### Directions
Copy out all the lines exactly. Omit pictures.

### Data section
--- Begin ---
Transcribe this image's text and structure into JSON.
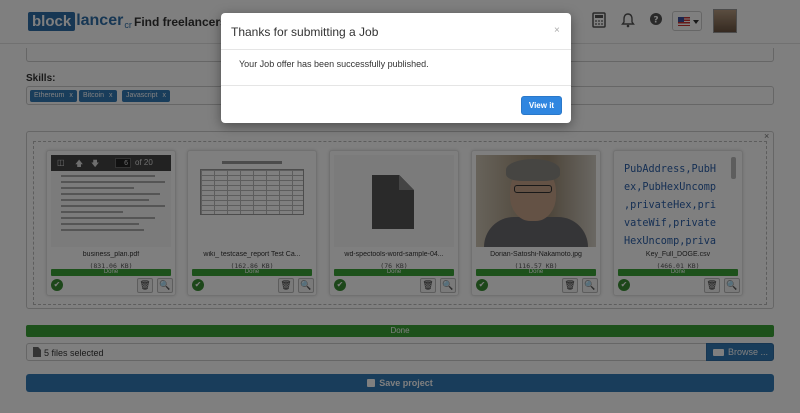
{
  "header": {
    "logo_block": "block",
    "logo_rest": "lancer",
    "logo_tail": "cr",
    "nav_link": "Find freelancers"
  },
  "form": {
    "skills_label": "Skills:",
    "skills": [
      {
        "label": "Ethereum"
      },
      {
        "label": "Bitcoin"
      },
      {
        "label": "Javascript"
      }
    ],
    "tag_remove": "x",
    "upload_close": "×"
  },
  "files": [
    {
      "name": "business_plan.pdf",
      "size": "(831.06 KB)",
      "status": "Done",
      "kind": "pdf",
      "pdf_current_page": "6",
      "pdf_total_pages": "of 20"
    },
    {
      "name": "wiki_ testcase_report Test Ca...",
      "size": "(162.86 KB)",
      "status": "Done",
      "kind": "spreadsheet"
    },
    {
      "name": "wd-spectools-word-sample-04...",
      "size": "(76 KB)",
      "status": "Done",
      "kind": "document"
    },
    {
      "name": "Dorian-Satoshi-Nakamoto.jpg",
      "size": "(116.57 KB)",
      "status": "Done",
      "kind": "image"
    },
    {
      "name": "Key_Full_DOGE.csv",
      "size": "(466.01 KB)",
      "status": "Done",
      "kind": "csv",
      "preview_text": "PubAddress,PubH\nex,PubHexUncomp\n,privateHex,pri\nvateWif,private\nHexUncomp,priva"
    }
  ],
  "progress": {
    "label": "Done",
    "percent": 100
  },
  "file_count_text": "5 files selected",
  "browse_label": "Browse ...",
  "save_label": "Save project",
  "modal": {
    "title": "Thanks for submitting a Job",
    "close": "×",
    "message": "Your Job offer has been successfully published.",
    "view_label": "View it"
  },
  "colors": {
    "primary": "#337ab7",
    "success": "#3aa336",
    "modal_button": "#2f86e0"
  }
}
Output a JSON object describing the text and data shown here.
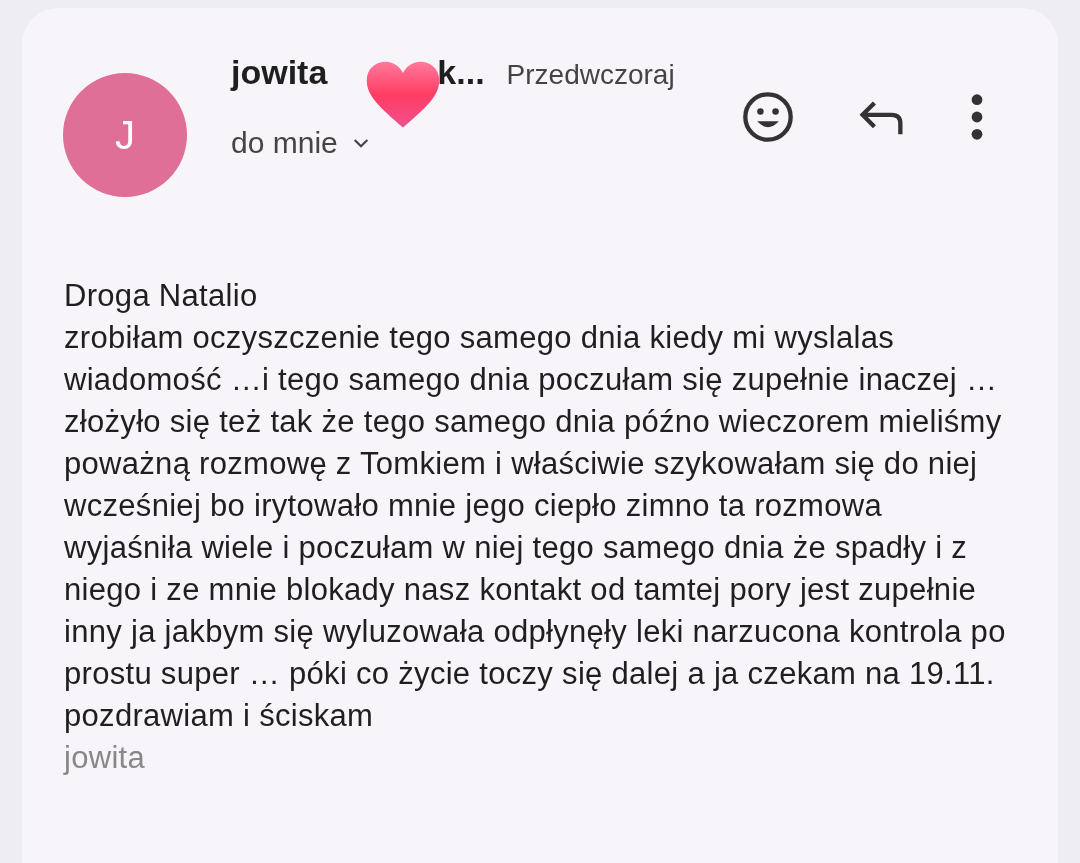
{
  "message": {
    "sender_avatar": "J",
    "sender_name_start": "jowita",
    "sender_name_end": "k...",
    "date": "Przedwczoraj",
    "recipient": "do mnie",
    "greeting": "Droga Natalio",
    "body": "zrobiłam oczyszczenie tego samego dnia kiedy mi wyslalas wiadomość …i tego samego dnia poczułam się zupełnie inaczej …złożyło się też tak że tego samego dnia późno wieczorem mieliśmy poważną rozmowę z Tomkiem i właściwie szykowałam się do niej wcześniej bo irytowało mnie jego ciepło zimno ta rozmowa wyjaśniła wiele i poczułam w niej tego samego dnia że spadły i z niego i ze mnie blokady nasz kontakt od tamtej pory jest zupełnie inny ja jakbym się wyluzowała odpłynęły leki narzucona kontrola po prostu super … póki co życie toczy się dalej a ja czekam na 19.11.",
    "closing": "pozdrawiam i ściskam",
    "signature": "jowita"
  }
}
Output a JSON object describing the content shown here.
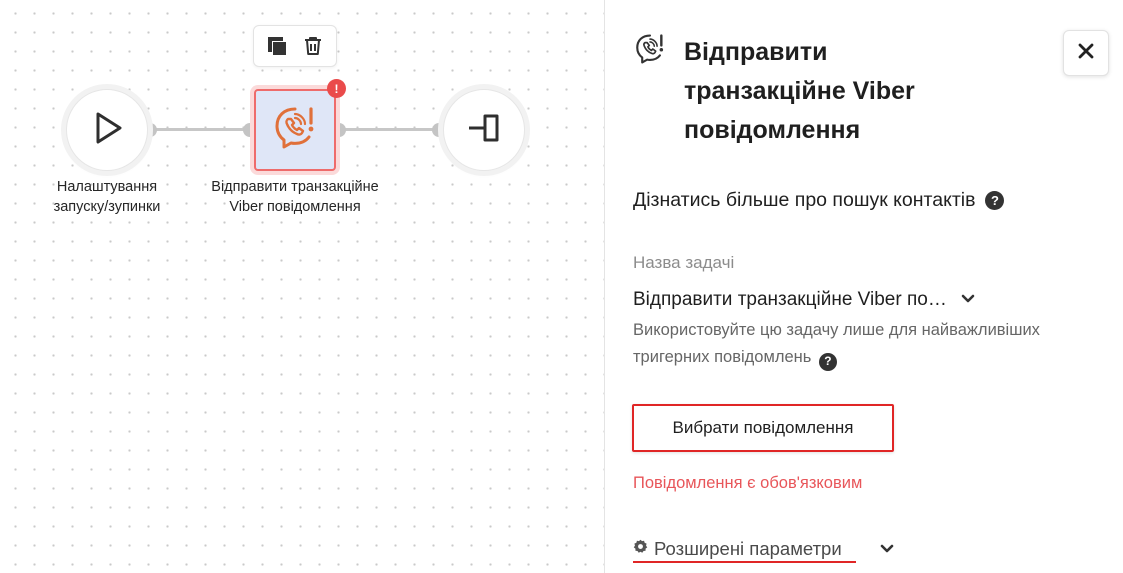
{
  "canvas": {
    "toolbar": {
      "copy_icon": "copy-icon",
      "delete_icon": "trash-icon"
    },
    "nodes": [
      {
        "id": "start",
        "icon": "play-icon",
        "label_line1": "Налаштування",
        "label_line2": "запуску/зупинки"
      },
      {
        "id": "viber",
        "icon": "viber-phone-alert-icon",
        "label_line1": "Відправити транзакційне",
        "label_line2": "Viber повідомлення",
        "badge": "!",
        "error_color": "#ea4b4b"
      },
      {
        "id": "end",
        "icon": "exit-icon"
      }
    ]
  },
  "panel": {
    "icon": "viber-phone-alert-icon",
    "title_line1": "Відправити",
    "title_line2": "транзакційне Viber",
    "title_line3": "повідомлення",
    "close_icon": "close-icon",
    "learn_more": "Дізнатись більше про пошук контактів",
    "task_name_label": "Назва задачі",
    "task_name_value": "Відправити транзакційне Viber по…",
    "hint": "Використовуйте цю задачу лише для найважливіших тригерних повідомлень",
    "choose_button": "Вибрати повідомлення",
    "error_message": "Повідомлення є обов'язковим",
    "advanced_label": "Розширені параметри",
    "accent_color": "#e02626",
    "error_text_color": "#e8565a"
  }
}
--- End ---
### Complete answer
Transcribe this image's text and structure into JSON.
{
  "header": {
    "logo_block": "block",
    "logo_rest": "lancer",
    "logo_tail": "cr",
    "nav_link": "Find freelancers"
  },
  "form": {
    "skills_label": "Skills:",
    "skills": [
      {
        "label": "Ethereum"
      },
      {
        "label": "Bitcoin"
      },
      {
        "label": "Javascript"
      }
    ],
    "tag_remove": "x",
    "upload_close": "×"
  },
  "files": [
    {
      "name": "business_plan.pdf",
      "size": "(831.06 KB)",
      "status": "Done",
      "kind": "pdf",
      "pdf_current_page": "6",
      "pdf_total_pages": "of 20"
    },
    {
      "name": "wiki_ testcase_report Test Ca...",
      "size": "(162.86 KB)",
      "status": "Done",
      "kind": "spreadsheet"
    },
    {
      "name": "wd-spectools-word-sample-04...",
      "size": "(76 KB)",
      "status": "Done",
      "kind": "document"
    },
    {
      "name": "Dorian-Satoshi-Nakamoto.jpg",
      "size": "(116.57 KB)",
      "status": "Done",
      "kind": "image"
    },
    {
      "name": "Key_Full_DOGE.csv",
      "size": "(466.01 KB)",
      "status": "Done",
      "kind": "csv",
      "preview_text": "PubAddress,PubH\nex,PubHexUncomp\n,privateHex,pri\nvateWif,private\nHexUncomp,priva"
    }
  ],
  "progress": {
    "label": "Done",
    "percent": 100
  },
  "file_count_text": "5 files selected",
  "browse_label": "Browse ...",
  "save_label": "Save project",
  "modal": {
    "title": "Thanks for submitting a Job",
    "close": "×",
    "message": "Your Job offer has been successfully published.",
    "view_label": "View it"
  },
  "colors": {
    "primary": "#337ab7",
    "success": "#3aa336",
    "modal_button": "#2f86e0"
  }
}
Output a JSON object describing the text and data shown here.
{
  "message": {
    "sender_avatar": "J",
    "sender_name_start": "jowita",
    "sender_name_end": "k...",
    "date": "Przedwczoraj",
    "recipient": "do mnie",
    "greeting": "Droga Natalio",
    "body": "zrobiłam oczyszczenie tego samego dnia kiedy mi wyslalas wiadomość …i tego samego dnia poczułam się zupełnie inaczej …złożyło się też tak że tego samego dnia późno wieczorem mieliśmy poważną rozmowę z Tomkiem i właściwie szykowałam się do niej wcześniej bo irytowało mnie jego ciepło zimno ta rozmowa wyjaśniła wiele i poczułam w niej tego samego dnia że spadły i z niego i ze mnie blokady nasz kontakt od tamtej pory jest zupełnie inny ja jakbym się wyluzowała odpłynęły leki narzucona kontrola po prostu super … póki co życie toczy się dalej a ja czekam na 19.11.",
    "closing": "pozdrawiam i ściskam",
    "signature": "jowita"
  }
}
Output a JSON object describing the content shown here.
{
  "canvas": {
    "toolbar": {
      "copy_icon": "copy-icon",
      "delete_icon": "trash-icon"
    },
    "nodes": [
      {
        "id": "start",
        "icon": "play-icon",
        "label_line1": "Налаштування",
        "label_line2": "запуску/зупинки"
      },
      {
        "id": "viber",
        "icon": "viber-phone-alert-icon",
        "label_line1": "Відправити транзакційне",
        "label_line2": "Viber повідомлення",
        "badge": "!",
        "error_color": "#ea4b4b"
      },
      {
        "id": "end",
        "icon": "exit-icon"
      }
    ]
  },
  "panel": {
    "icon": "viber-phone-alert-icon",
    "title_line1": "Відправити",
    "title_line2": "транзакційне Viber",
    "title_line3": "повідомлення",
    "close_icon": "close-icon",
    "learn_more": "Дізнатись більше про пошук контактів",
    "task_name_label": "Назва задачі",
    "task_name_value": "Відправити транзакційне Viber по…",
    "hint": "Використовуйте цю задачу лише для найважливіших тригерних повідомлень",
    "choose_button": "Вибрати повідомлення",
    "error_message": "Повідомлення є обов'язковим",
    "advanced_label": "Розширені параметри",
    "accent_color": "#e02626",
    "error_text_color": "#e8565a"
  }
}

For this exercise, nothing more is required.